◆ RECORDS SHOWN
◆ ◆ ◆ ◆ ◆
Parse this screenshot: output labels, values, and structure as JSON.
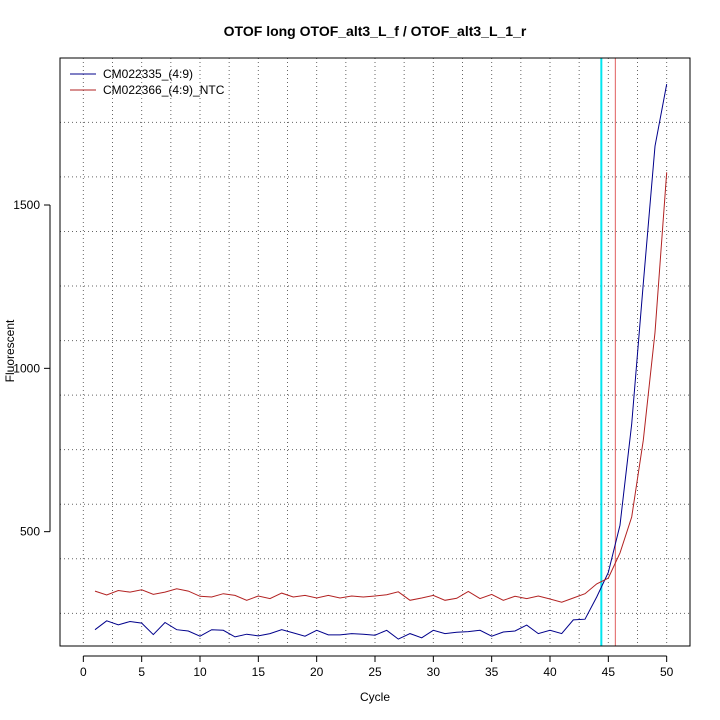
{
  "chart_data": {
    "type": "line",
    "title": "OTOF long OTOF_alt3_L_f / OTOF_alt3_L_1_r",
    "xlabel": "Cycle",
    "ylabel": "Fluorescent",
    "xlim": [
      -2,
      52
    ],
    "ylim": [
      150,
      1950
    ],
    "x_ticks": [
      0,
      5,
      10,
      15,
      20,
      25,
      30,
      35,
      40,
      45,
      50
    ],
    "y_ticks": [
      500,
      1000,
      1500
    ],
    "grid": true,
    "grid_style": "dotted",
    "legend_position": "top-left",
    "x": [
      1,
      2,
      3,
      4,
      5,
      6,
      7,
      8,
      9,
      10,
      11,
      12,
      13,
      14,
      15,
      16,
      17,
      18,
      19,
      20,
      21,
      22,
      23,
      24,
      25,
      26,
      27,
      28,
      29,
      30,
      31,
      32,
      33,
      34,
      35,
      36,
      37,
      38,
      39,
      40,
      41,
      42,
      43,
      44,
      45,
      46,
      47,
      48,
      49,
      50
    ],
    "series": [
      {
        "name": "CM022335_(4:9)",
        "color": "#00008b",
        "values": [
          200,
          227,
          215,
          225,
          220,
          185,
          222,
          200,
          196,
          180,
          200,
          198,
          178,
          186,
          181,
          188,
          200,
          190,
          180,
          198,
          184,
          184,
          188,
          186,
          183,
          198,
          171,
          188,
          175,
          198,
          188,
          192,
          194,
          198,
          180,
          193,
          196,
          214,
          188,
          198,
          188,
          230,
          232,
          300,
          375,
          520,
          830,
          1260,
          1680,
          1870
        ]
      },
      {
        "name": "CM022366_(4:9)_NTC",
        "color": "#b22222",
        "values": [
          318,
          306,
          320,
          315,
          322,
          308,
          315,
          325,
          318,
          302,
          300,
          310,
          305,
          290,
          303,
          295,
          312,
          300,
          305,
          297,
          305,
          297,
          303,
          300,
          303,
          307,
          316,
          290,
          297,
          305,
          290,
          296,
          317,
          295,
          308,
          290,
          302,
          295,
          303,
          294,
          284,
          297,
          310,
          340,
          358,
          435,
          545,
          780,
          1110,
          1600
        ]
      }
    ],
    "vlines": [
      {
        "x": 44.4,
        "color": "#00e5ee"
      },
      {
        "x": 45.6,
        "color": "#e06060"
      }
    ]
  }
}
◆ ◆ ◆ ◆ ◆
◆ THE REQUEST
In this exercise, set down all of the data exactly, without the pictures.

◆ WORKED ANSWER
Parse this screenshot: output labels, values, and structure as JSON.
{
  "chart_data": {
    "type": "line",
    "title": "OTOF long OTOF_alt3_L_f / OTOF_alt3_L_1_r",
    "xlabel": "Cycle",
    "ylabel": "Fluorescent",
    "xlim": [
      -2,
      52
    ],
    "ylim": [
      150,
      1950
    ],
    "x_ticks": [
      0,
      5,
      10,
      15,
      20,
      25,
      30,
      35,
      40,
      45,
      50
    ],
    "y_ticks": [
      500,
      1000,
      1500
    ],
    "grid": true,
    "grid_style": "dotted",
    "legend_position": "top-left",
    "x": [
      1,
      2,
      3,
      4,
      5,
      6,
      7,
      8,
      9,
      10,
      11,
      12,
      13,
      14,
      15,
      16,
      17,
      18,
      19,
      20,
      21,
      22,
      23,
      24,
      25,
      26,
      27,
      28,
      29,
      30,
      31,
      32,
      33,
      34,
      35,
      36,
      37,
      38,
      39,
      40,
      41,
      42,
      43,
      44,
      45,
      46,
      47,
      48,
      49,
      50
    ],
    "series": [
      {
        "name": "CM022335_(4:9)",
        "color": "#00008b",
        "values": [
          200,
          227,
          215,
          225,
          220,
          185,
          222,
          200,
          196,
          180,
          200,
          198,
          178,
          186,
          181,
          188,
          200,
          190,
          180,
          198,
          184,
          184,
          188,
          186,
          183,
          198,
          171,
          188,
          175,
          198,
          188,
          192,
          194,
          198,
          180,
          193,
          196,
          214,
          188,
          198,
          188,
          230,
          232,
          300,
          375,
          520,
          830,
          1260,
          1680,
          1870
        ]
      },
      {
        "name": "CM022366_(4:9)_NTC",
        "color": "#b22222",
        "values": [
          318,
          306,
          320,
          315,
          322,
          308,
          315,
          325,
          318,
          302,
          300,
          310,
          305,
          290,
          303,
          295,
          312,
          300,
          305,
          297,
          305,
          297,
          303,
          300,
          303,
          307,
          316,
          290,
          297,
          305,
          290,
          296,
          317,
          295,
          308,
          290,
          302,
          295,
          303,
          294,
          284,
          297,
          310,
          340,
          358,
          435,
          545,
          780,
          1110,
          1600
        ]
      }
    ],
    "vlines": [
      {
        "x": 44.4,
        "color": "#00e5ee"
      },
      {
        "x": 45.6,
        "color": "#e06060"
      }
    ]
  }
}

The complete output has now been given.